## Aim
Find how many lines of the listing include the string "ЕПГУ", and report only that figure.

## Materials provided

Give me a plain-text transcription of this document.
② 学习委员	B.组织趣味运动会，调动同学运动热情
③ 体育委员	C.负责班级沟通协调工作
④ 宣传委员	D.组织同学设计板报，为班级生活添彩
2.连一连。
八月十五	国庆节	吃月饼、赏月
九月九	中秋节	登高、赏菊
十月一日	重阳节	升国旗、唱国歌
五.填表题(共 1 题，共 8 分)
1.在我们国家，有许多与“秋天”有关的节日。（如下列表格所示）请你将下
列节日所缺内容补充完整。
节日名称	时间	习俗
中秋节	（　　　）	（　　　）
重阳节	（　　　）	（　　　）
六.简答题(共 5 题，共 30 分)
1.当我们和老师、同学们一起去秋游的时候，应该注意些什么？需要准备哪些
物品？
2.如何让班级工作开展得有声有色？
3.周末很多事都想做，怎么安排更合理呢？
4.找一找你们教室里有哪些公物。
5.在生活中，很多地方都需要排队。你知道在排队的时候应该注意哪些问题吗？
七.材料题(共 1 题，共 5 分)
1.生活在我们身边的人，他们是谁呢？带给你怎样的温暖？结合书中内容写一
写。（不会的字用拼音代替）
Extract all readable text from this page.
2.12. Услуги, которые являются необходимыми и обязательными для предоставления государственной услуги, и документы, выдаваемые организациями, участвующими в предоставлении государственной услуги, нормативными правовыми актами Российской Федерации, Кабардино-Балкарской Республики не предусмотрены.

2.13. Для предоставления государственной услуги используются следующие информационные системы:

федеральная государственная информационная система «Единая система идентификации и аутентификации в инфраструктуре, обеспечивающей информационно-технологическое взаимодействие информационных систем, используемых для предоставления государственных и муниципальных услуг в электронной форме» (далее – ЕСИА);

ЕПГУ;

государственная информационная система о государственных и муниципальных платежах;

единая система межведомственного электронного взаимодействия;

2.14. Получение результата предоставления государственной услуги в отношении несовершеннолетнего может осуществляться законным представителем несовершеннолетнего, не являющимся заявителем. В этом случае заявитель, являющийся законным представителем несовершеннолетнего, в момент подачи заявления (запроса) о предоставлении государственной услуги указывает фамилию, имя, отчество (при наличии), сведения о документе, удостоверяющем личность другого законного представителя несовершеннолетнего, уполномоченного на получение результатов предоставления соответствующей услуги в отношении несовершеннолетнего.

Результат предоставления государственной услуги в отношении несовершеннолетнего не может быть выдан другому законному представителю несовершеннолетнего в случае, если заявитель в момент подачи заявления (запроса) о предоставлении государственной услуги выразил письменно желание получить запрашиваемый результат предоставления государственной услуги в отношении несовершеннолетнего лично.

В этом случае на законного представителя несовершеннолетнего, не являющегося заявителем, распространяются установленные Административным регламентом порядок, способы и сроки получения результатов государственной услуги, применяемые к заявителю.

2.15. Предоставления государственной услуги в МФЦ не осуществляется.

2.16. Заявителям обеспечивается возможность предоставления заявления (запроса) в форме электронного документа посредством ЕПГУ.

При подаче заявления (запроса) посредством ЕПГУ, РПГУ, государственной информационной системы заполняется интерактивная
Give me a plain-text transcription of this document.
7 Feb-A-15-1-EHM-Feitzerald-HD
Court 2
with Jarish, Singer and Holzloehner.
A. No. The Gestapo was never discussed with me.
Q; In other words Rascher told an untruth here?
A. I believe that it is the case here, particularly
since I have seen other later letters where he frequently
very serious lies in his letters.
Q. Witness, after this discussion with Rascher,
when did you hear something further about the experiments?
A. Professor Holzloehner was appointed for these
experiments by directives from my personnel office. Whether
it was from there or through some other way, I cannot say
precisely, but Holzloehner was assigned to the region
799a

## The completed task
3